** begin **

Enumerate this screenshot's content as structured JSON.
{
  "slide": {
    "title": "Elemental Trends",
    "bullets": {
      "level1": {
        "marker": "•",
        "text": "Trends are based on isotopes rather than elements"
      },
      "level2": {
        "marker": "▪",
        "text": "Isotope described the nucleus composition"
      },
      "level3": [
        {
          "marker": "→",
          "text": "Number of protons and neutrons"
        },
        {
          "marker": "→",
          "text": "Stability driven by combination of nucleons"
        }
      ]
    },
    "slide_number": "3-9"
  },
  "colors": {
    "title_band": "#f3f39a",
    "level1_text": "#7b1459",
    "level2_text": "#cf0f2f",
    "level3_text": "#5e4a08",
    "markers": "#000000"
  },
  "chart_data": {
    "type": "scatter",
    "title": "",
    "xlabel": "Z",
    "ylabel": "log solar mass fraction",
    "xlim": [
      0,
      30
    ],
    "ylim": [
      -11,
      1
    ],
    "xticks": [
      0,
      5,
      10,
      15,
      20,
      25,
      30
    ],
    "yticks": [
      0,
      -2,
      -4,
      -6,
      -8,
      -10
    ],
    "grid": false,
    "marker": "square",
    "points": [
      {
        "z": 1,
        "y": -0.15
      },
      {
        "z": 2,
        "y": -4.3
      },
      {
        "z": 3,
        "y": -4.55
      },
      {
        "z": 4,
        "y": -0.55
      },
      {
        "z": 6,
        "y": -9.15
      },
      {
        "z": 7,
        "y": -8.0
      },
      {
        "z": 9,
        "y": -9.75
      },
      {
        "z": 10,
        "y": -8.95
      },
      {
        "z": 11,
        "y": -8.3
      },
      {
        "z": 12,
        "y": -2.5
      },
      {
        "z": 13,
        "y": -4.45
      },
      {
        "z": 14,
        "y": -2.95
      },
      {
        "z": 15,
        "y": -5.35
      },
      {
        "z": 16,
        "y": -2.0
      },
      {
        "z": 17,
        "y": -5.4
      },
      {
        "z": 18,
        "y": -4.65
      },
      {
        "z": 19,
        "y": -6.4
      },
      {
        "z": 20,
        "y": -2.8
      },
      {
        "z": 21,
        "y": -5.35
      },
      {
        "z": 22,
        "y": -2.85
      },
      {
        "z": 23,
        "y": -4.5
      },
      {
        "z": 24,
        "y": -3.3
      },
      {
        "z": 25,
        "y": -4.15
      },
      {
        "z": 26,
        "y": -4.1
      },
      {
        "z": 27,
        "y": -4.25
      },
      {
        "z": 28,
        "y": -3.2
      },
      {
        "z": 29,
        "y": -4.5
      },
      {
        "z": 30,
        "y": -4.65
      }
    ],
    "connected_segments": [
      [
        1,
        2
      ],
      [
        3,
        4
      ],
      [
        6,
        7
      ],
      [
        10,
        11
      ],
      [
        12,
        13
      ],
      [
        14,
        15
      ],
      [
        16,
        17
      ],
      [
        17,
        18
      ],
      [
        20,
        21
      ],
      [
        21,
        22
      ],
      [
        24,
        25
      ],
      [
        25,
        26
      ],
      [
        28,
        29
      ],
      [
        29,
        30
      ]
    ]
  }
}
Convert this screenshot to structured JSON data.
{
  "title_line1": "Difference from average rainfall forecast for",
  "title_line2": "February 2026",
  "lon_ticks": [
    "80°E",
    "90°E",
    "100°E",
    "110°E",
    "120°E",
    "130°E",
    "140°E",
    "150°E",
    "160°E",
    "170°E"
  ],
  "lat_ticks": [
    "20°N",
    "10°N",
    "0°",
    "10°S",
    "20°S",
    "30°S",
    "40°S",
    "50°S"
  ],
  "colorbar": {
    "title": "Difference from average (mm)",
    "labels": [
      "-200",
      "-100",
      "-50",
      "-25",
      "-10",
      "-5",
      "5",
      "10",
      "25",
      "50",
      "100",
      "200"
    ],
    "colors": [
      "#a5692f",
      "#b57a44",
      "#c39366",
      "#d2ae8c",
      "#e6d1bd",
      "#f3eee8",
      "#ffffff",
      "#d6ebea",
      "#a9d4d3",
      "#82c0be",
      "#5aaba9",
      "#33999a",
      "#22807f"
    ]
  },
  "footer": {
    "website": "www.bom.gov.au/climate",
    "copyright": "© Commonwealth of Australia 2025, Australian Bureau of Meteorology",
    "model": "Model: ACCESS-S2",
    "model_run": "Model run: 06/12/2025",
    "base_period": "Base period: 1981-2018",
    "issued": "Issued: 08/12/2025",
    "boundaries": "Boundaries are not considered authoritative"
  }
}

** end **

Your instructions — Where does the word "Trends" appear? Return each line that holds it.

The solution —
    "title": "Elemental Trends",
        "text": "Trends are based on isotopes rather than elements"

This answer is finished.